- DESCRIPTION OF THE TASK:
The records that follow are to be transcribed in full, without their images.

- TASK DATA:
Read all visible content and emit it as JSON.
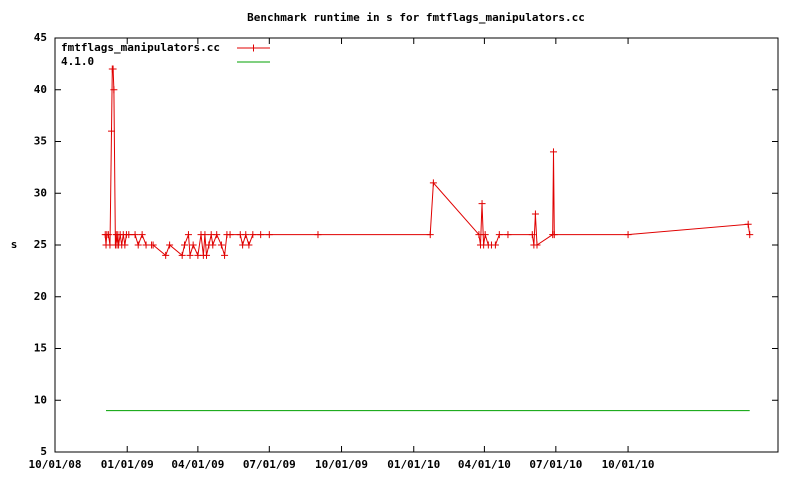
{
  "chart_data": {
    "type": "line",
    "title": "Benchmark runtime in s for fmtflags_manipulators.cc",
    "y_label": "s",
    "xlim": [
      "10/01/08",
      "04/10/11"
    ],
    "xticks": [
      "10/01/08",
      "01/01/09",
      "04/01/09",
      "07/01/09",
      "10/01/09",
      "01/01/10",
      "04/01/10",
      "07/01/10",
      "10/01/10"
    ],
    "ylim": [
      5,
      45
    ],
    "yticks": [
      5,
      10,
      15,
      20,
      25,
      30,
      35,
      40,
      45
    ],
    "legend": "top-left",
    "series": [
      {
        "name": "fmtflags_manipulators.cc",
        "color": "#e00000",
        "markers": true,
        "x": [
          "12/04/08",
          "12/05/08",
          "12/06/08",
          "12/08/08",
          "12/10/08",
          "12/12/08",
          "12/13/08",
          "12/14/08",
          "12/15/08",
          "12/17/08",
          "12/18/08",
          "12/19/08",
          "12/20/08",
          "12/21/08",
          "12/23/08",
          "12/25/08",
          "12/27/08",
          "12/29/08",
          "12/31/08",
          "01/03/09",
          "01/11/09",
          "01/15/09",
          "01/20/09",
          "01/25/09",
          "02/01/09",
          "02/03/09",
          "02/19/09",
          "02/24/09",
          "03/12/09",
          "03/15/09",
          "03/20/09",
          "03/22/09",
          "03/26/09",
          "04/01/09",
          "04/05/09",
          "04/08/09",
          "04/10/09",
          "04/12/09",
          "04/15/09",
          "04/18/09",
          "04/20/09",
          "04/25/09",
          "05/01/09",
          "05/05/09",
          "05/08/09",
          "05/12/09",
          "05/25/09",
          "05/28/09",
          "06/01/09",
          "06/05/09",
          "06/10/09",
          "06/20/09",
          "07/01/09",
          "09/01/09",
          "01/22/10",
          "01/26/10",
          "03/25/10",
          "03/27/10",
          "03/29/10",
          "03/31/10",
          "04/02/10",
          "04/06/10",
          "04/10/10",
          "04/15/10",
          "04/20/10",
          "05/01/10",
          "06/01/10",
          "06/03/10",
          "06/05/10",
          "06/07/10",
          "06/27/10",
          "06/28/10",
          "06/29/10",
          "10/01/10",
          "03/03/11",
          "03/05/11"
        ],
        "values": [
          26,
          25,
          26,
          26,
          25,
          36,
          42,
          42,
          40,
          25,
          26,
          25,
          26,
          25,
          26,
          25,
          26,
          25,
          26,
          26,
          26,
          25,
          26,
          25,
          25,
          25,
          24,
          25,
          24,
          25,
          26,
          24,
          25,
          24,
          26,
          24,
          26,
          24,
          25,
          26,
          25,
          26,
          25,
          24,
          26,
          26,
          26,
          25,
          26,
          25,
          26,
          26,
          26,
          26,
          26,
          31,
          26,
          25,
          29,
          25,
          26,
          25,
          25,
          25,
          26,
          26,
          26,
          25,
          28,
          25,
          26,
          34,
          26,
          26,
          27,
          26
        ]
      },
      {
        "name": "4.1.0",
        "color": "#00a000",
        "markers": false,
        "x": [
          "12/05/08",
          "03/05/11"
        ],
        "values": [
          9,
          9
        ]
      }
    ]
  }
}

- ANSWER FOR THIS EXERCISE:
Read all visible content and emit it as JSON.
{
  "chart_data": {
    "type": "line",
    "title": "Benchmark runtime in s for fmtflags_manipulators.cc",
    "y_label": "s",
    "xlim": [
      "10/01/08",
      "04/10/11"
    ],
    "xticks": [
      "10/01/08",
      "01/01/09",
      "04/01/09",
      "07/01/09",
      "10/01/09",
      "01/01/10",
      "04/01/10",
      "07/01/10",
      "10/01/10"
    ],
    "ylim": [
      5,
      45
    ],
    "yticks": [
      5,
      10,
      15,
      20,
      25,
      30,
      35,
      40,
      45
    ],
    "legend": "top-left",
    "series": [
      {
        "name": "fmtflags_manipulators.cc",
        "color": "#e00000",
        "markers": true,
        "x": [
          "12/04/08",
          "12/05/08",
          "12/06/08",
          "12/08/08",
          "12/10/08",
          "12/12/08",
          "12/13/08",
          "12/14/08",
          "12/15/08",
          "12/17/08",
          "12/18/08",
          "12/19/08",
          "12/20/08",
          "12/21/08",
          "12/23/08",
          "12/25/08",
          "12/27/08",
          "12/29/08",
          "12/31/08",
          "01/03/09",
          "01/11/09",
          "01/15/09",
          "01/20/09",
          "01/25/09",
          "02/01/09",
          "02/03/09",
          "02/19/09",
          "02/24/09",
          "03/12/09",
          "03/15/09",
          "03/20/09",
          "03/22/09",
          "03/26/09",
          "04/01/09",
          "04/05/09",
          "04/08/09",
          "04/10/09",
          "04/12/09",
          "04/15/09",
          "04/18/09",
          "04/20/09",
          "04/25/09",
          "05/01/09",
          "05/05/09",
          "05/08/09",
          "05/12/09",
          "05/25/09",
          "05/28/09",
          "06/01/09",
          "06/05/09",
          "06/10/09",
          "06/20/09",
          "07/01/09",
          "09/01/09",
          "01/22/10",
          "01/26/10",
          "03/25/10",
          "03/27/10",
          "03/29/10",
          "03/31/10",
          "04/02/10",
          "04/06/10",
          "04/10/10",
          "04/15/10",
          "04/20/10",
          "05/01/10",
          "06/01/10",
          "06/03/10",
          "06/05/10",
          "06/07/10",
          "06/27/10",
          "06/28/10",
          "06/29/10",
          "10/01/10",
          "03/03/11",
          "03/05/11"
        ],
        "values": [
          26,
          25,
          26,
          26,
          25,
          36,
          42,
          42,
          40,
          25,
          26,
          25,
          26,
          25,
          26,
          25,
          26,
          25,
          26,
          26,
          26,
          25,
          26,
          25,
          25,
          25,
          24,
          25,
          24,
          25,
          26,
          24,
          25,
          24,
          26,
          24,
          26,
          24,
          25,
          26,
          25,
          26,
          25,
          24,
          26,
          26,
          26,
          25,
          26,
          25,
          26,
          26,
          26,
          26,
          26,
          31,
          26,
          25,
          29,
          25,
          26,
          25,
          25,
          25,
          26,
          26,
          26,
          25,
          28,
          25,
          26,
          34,
          26,
          26,
          27,
          26
        ]
      },
      {
        "name": "4.1.0",
        "color": "#00a000",
        "markers": false,
        "x": [
          "12/05/08",
          "03/05/11"
        ],
        "values": [
          9,
          9
        ]
      }
    ]
  }
}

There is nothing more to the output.